- _Work to complete_
In the listing below, locate the lines bearing the word "proof". Copy every one of them.

- _Provided data_

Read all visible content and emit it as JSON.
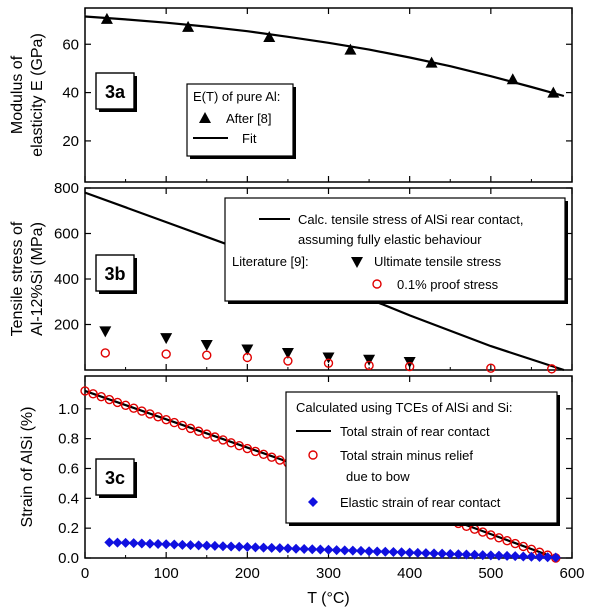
{
  "figure": {
    "xlabel": "T (°C)",
    "x_ticks": [
      "0",
      "100",
      "200",
      "300",
      "400",
      "500",
      "600"
    ],
    "x_tick_values": [
      0,
      100,
      200,
      300,
      400,
      500,
      600
    ],
    "xlim": [
      0,
      600
    ]
  },
  "chart_data": [
    {
      "type": "line",
      "panel_label": "3a",
      "ylabel": [
        "Modulus of",
        "elasticity E (GPa)"
      ],
      "ylim": [
        3,
        75
      ],
      "y_ticks": [
        "20",
        "40",
        "60"
      ],
      "y_tick_values": [
        20,
        40,
        60
      ],
      "legend": {
        "title": "E(T) of pure Al:",
        "placement": "center",
        "entries": [
          "After [8]",
          "Fit"
        ]
      },
      "series": [
        {
          "name": "After [8]",
          "marker": "triangle-up",
          "color": "#000000",
          "x": [
            27,
            127,
            227,
            327,
            427,
            527,
            577
          ],
          "y": [
            70.5,
            67.2,
            63.0,
            57.8,
            52.4,
            45.5,
            40.0
          ]
        },
        {
          "name": "Fit",
          "style": "solid-line",
          "color": "#000000",
          "x": [
            0,
            50,
            100,
            150,
            200,
            250,
            300,
            350,
            400,
            450,
            500,
            550,
            590
          ],
          "y": [
            71.5,
            70.3,
            68.9,
            67.3,
            65.4,
            63.1,
            60.6,
            57.8,
            54.5,
            50.9,
            46.8,
            42.3,
            38.6
          ]
        }
      ]
    },
    {
      "type": "line",
      "panel_label": "3b",
      "ylabel": [
        "Tensile stress of",
        "Al-12%Si (MPa)"
      ],
      "ylim": [
        0,
        800
      ],
      "y_ticks": [
        "200",
        "400",
        "600",
        "800"
      ],
      "y_tick_values": [
        200,
        400,
        600,
        800
      ],
      "legend": {
        "placement": "top-right",
        "entries": [
          "Calc. tensile stress of AlSi rear contact,",
          "assuming fully elastic behaviour",
          "Literature [9]:",
          "Ultimate tensile stress",
          "0.1% proof stress"
        ]
      },
      "series": [
        {
          "name": "Calc. tensile stress of AlSi rear contact, assuming fully elastic behaviour",
          "style": "solid-line",
          "color": "#000000",
          "x": [
            0,
            100,
            200,
            300,
            400,
            500,
            590
          ],
          "y": [
            780,
            650,
            520,
            385,
            240,
            105,
            0
          ]
        },
        {
          "name": "Ultimate tensile stress",
          "marker": "triangle-down",
          "color": "#000000",
          "x": [
            25,
            100,
            150,
            200,
            250,
            300,
            350,
            400
          ],
          "y": [
            170,
            140,
            110,
            90,
            75,
            55,
            45,
            35
          ]
        },
        {
          "name": "0.1% proof stress",
          "marker": "open-circle",
          "color": "#e00000",
          "x": [
            25,
            100,
            150,
            200,
            250,
            300,
            350,
            400,
            500,
            575
          ],
          "y": [
            75,
            70,
            65,
            55,
            40,
            30,
            20,
            15,
            8,
            5
          ]
        }
      ]
    },
    {
      "type": "line",
      "panel_label": "3c",
      "ylabel": [
        "Strain of AlSi (%)"
      ],
      "ylim": [
        0,
        1.22
      ],
      "y_ticks": [
        "0.0",
        "0.2",
        "0.4",
        "0.6",
        "0.8",
        "1.0"
      ],
      "y_tick_values": [
        0.0,
        0.2,
        0.4,
        0.6,
        0.8,
        1.0
      ],
      "legend": {
        "placement": "top-right",
        "entries": [
          "Calculated using TCEs of AlSi and Si:",
          "Total strain of rear contact",
          "Total strain minus relief",
          "due to bow",
          "Elastic strain of rear contact"
        ]
      },
      "series": [
        {
          "name": "Total strain of rear contact",
          "style": "solid-line",
          "color": "#000000",
          "x": [
            0,
            100,
            200,
            300,
            400,
            500,
            580
          ],
          "y": [
            1.12,
            0.93,
            0.74,
            0.55,
            0.36,
            0.16,
            0.0
          ]
        },
        {
          "name": "Total strain minus relief due to bow",
          "marker": "open-circle",
          "color": "#e00000",
          "x_start": 0,
          "x_end": 580,
          "x_step": 10,
          "y_start": 1.12,
          "y_end": 0.0
        },
        {
          "name": "Elastic strain of rear contact",
          "marker": "diamond",
          "color": "#1010e0",
          "x_start": 30,
          "x_end": 580,
          "x_step": 10,
          "y_start": 0.105,
          "y_end": 0.003
        }
      ]
    }
  ]
}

- _Answer to the problem_
          "0.1% proof stress"
          "name": "0.1% proof stress",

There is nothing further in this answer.